=== MATERIAL SUPPLIED ===

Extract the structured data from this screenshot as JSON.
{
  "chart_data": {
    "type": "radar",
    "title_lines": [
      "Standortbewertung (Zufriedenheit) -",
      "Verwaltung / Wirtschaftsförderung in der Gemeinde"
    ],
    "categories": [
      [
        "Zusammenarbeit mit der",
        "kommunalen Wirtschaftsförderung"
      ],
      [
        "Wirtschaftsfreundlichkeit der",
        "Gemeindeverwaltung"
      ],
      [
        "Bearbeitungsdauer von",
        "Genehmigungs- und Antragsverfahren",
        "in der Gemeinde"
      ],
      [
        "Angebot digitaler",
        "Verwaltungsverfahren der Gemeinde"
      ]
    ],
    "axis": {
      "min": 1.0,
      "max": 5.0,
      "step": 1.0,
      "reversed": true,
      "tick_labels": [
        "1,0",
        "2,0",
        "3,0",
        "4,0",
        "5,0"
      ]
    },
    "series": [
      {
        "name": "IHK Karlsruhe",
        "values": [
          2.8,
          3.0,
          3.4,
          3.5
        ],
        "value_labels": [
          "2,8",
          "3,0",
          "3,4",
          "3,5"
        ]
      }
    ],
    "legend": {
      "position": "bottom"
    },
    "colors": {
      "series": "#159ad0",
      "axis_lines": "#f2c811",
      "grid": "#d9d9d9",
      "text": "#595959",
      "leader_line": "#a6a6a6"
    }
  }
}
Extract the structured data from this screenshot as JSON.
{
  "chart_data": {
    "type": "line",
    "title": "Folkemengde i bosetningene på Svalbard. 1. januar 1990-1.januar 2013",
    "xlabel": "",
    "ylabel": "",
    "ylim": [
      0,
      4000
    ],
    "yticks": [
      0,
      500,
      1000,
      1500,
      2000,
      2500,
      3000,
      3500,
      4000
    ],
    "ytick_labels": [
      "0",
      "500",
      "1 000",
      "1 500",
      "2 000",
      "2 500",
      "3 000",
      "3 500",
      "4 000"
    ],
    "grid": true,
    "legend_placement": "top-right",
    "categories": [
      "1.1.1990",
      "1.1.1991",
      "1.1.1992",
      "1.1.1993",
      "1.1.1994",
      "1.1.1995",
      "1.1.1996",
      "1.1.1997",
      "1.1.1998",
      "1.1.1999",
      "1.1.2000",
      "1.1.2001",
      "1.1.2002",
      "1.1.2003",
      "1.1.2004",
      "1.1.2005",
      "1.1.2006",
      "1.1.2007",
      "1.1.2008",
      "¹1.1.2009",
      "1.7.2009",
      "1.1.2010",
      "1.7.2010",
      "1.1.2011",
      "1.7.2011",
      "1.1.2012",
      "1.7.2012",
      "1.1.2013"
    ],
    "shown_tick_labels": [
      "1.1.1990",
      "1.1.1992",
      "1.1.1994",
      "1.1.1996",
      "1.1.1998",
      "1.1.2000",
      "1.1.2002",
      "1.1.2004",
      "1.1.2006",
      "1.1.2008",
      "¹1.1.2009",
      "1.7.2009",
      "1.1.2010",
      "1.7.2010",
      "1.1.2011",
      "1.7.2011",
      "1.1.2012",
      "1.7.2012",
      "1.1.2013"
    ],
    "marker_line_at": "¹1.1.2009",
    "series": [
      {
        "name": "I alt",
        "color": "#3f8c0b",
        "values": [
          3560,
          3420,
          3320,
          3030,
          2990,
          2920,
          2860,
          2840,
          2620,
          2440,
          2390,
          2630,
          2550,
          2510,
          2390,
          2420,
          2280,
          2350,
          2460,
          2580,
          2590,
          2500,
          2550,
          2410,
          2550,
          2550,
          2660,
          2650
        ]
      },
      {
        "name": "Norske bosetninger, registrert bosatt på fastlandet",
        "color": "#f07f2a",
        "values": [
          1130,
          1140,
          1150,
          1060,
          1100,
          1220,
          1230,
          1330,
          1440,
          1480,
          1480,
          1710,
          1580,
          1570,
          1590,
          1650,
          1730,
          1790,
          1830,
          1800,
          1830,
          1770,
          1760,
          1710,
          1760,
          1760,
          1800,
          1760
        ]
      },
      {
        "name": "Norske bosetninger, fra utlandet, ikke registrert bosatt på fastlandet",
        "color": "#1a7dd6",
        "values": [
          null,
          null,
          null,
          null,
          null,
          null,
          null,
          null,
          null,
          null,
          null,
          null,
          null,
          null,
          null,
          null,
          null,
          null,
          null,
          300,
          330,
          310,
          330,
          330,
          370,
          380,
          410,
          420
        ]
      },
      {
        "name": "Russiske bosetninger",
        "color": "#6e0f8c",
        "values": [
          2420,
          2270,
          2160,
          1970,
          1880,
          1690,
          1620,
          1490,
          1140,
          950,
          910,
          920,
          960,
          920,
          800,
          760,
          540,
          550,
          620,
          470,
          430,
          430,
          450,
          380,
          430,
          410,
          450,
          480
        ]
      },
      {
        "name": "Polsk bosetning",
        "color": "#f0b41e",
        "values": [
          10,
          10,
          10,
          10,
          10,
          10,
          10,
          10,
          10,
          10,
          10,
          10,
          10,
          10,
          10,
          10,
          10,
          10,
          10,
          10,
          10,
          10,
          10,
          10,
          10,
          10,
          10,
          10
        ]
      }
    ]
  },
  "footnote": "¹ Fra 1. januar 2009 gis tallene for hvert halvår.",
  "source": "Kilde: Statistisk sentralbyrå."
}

===

▸ THE TASK
Print the records above in full, exactly.

▸ FINAL RESULT
Extract the structured data from this screenshot as JSON.
{
  "chart_data": {
    "type": "radar",
    "title_lines": [
      "Standortbewertung (Zufriedenheit) -",
      "Verwaltung / Wirtschaftsförderung in der Gemeinde"
    ],
    "categories": [
      [
        "Zusammenarbeit mit der",
        "kommunalen Wirtschaftsförderung"
      ],
      [
        "Wirtschaftsfreundlichkeit der",
        "Gemeindeverwaltung"
      ],
      [
        "Bearbeitungsdauer von",
        "Genehmigungs- und Antragsverfahren",
        "in der Gemeinde"
      ],
      [
        "Angebot digitaler",
        "Verwaltungsverfahren der Gemeinde"
      ]
    ],
    "axis": {
      "min": 1.0,
      "max": 5.0,
      "step": 1.0,
      "reversed": true,
      "tick_labels": [
        "1,0",
        "2,0",
        "3,0",
        "4,0",
        "5,0"
      ]
    },
    "series": [
      {
        "name": "IHK Karlsruhe",
        "values": [
          2.8,
          3.0,
          3.4,
          3.5
        ],
        "value_labels": [
          "2,8",
          "3,0",
          "3,4",
          "3,5"
        ]
      }
    ],
    "legend": {
      "position": "bottom"
    },
    "colors": {
      "series": "#159ad0",
      "axis_lines": "#f2c811",
      "grid": "#d9d9d9",
      "text": "#595959",
      "leader_line": "#a6a6a6"
    }
  }
}
Extract the structured data from this screenshot as JSON.
{
  "chart_data": {
    "type": "line",
    "title": "Folkemengde i bosetningene på Svalbard. 1. januar 1990-1.januar 2013",
    "xlabel": "",
    "ylabel": "",
    "ylim": [
      0,
      4000
    ],
    "yticks": [
      0,
      500,
      1000,
      1500,
      2000,
      2500,
      3000,
      3500,
      4000
    ],
    "ytick_labels": [
      "0",
      "500",
      "1 000",
      "1 500",
      "2 000",
      "2 500",
      "3 000",
      "3 500",
      "4 000"
    ],
    "grid": true,
    "legend_placement": "top-right",
    "categories": [
      "1.1.1990",
      "1.1.1991",
      "1.1.1992",
      "1.1.1993",
      "1.1.1994",
      "1.1.1995",
      "1.1.1996",
      "1.1.1997",
      "1.1.1998",
      "1.1.1999",
      "1.1.2000",
      "1.1.2001",
      "1.1.2002",
      "1.1.2003",
      "1.1.2004",
      "1.1.2005",
      "1.1.2006",
      "1.1.2007",
      "1.1.2008",
      "¹1.1.2009",
      "1.7.2009",
      "1.1.2010",
      "1.7.2010",
      "1.1.2011",
      "1.7.2011",
      "1.1.2012",
      "1.7.2012",
      "1.1.2013"
    ],
    "shown_tick_labels": [
      "1.1.1990",
      "1.1.1992",
      "1.1.1994",
      "1.1.1996",
      "1.1.1998",
      "1.1.2000",
      "1.1.2002",
      "1.1.2004",
      "1.1.2006",
      "1.1.2008",
      "¹1.1.2009",
      "1.7.2009",
      "1.1.2010",
      "1.7.2010",
      "1.1.2011",
      "1.7.2011",
      "1.1.2012",
      "1.7.2012",
      "1.1.2013"
    ],
    "marker_line_at": "¹1.1.2009",
    "series": [
      {
        "name": "I alt",
        "color": "#3f8c0b",
        "values": [
          3560,
          3420,
          3320,
          3030,
          2990,
          2920,
          2860,
          2840,
          2620,
          2440,
          2390,
          2630,
          2550,
          2510,
          2390,
          2420,
          2280,
          2350,
          2460,
          2580,
          2590,
          2500,
          2550,
          2410,
          2550,
          2550,
          2660,
          2650
        ]
      },
      {
        "name": "Norske bosetninger, registrert bosatt på fastlandet",
        "color": "#f07f2a",
        "values": [
          1130,
          1140,
          1150,
          1060,
          1100,
          1220,
          1230,
          1330,
          1440,
          1480,
          1480,
          1710,
          1580,
          1570,
          1590,
          1650,
          1730,
          1790,
          1830,
          1800,
          1830,
          1770,
          1760,
          1710,
          1760,
          1760,
          1800,
          1760
        ]
      },
      {
        "name": "Norske bosetninger, fra utlandet, ikke registrert bosatt på fastlandet",
        "color": "#1a7dd6",
        "values": [
          null,
          null,
          null,
          null,
          null,
          null,
          null,
          null,
          null,
          null,
          null,
          null,
          null,
          null,
          null,
          null,
          null,
          null,
          null,
          300,
          330,
          310,
          330,
          330,
          370,
          380,
          410,
          420
        ]
      },
      {
        "name": "Russiske bosetninger",
        "color": "#6e0f8c",
        "values": [
          2420,
          2270,
          2160,
          1970,
          1880,
          1690,
          1620,
          1490,
          1140,
          950,
          910,
          920,
          960,
          920,
          800,
          760,
          540,
          550,
          620,
          470,
          430,
          430,
          450,
          380,
          430,
          410,
          450,
          480
        ]
      },
      {
        "name": "Polsk bosetning",
        "color": "#f0b41e",
        "values": [
          10,
          10,
          10,
          10,
          10,
          10,
          10,
          10,
          10,
          10,
          10,
          10,
          10,
          10,
          10,
          10,
          10,
          10,
          10,
          10,
          10,
          10,
          10,
          10,
          10,
          10,
          10,
          10
        ]
      }
    ]
  },
  "footnote": "¹ Fra 1. januar 2009 gis tallene for hvert halvår.",
  "source": "Kilde: Statistisk sentralbyrå."
}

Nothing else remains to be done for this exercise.